DIRECTIVE >>
Write out the data again in full, exactly as it reads.

[Dataset entries]
----------------

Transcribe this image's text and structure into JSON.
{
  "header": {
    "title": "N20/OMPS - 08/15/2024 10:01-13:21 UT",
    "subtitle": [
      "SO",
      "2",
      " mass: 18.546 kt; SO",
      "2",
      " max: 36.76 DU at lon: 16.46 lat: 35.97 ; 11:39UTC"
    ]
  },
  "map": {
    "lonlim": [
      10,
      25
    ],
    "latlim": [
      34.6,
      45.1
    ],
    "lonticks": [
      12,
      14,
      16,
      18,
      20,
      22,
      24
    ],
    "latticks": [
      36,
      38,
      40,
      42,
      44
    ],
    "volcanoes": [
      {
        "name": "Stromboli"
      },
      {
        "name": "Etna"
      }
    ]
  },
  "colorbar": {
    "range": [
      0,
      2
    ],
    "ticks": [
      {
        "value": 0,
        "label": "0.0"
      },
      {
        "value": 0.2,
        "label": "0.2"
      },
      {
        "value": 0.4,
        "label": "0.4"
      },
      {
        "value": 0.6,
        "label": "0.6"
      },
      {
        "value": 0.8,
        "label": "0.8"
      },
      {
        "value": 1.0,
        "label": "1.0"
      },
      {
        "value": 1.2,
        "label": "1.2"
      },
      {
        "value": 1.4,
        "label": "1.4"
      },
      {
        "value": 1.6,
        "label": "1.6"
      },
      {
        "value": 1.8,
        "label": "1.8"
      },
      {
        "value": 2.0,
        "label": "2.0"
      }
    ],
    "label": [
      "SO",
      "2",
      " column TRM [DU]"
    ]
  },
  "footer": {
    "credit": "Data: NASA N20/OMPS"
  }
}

----------------

COMPLETED TASK >>
Transcribe this image's text and structure into JSON.
{
  "header": {
    "title": "N20/OMPS - 08/15/2024 10:01-13:21 UT",
    "subtitle": [
      "SO",
      "2",
      " mass: 18.546 kt; SO",
      "2",
      " max: 36.76 DU at lon: 16.46 lat: 35.97 ; 11:39UTC"
    ]
  },
  "map": {
    "lonlim": [
      10,
      25
    ],
    "latlim": [
      34.6,
      45.1
    ],
    "lonticks": [
      12,
      14,
      16,
      18,
      20,
      22,
      24
    ],
    "latticks": [
      36,
      38,
      40,
      42,
      44
    ],
    "volcanoes": [
      {
        "name": "Stromboli"
      },
      {
        "name": "Etna"
      }
    ]
  },
  "colorbar": {
    "range": [
      0,
      2
    ],
    "ticks": [
      {
        "value": 0,
        "label": "0.0"
      },
      {
        "value": 0.2,
        "label": "0.2"
      },
      {
        "value": 0.4,
        "label": "0.4"
      },
      {
        "value": 0.6,
        "label": "0.6"
      },
      {
        "value": 0.8,
        "label": "0.8"
      },
      {
        "value": 1.0,
        "label": "1.0"
      },
      {
        "value": 1.2,
        "label": "1.2"
      },
      {
        "value": 1.4,
        "label": "1.4"
      },
      {
        "value": 1.6,
        "label": "1.6"
      },
      {
        "value": 1.8,
        "label": "1.8"
      },
      {
        "value": 2.0,
        "label": "2.0"
      }
    ],
    "label": [
      "SO",
      "2",
      " column TRM [DU]"
    ]
  },
  "footer": {
    "credit": "Data: NASA N20/OMPS"
  }
}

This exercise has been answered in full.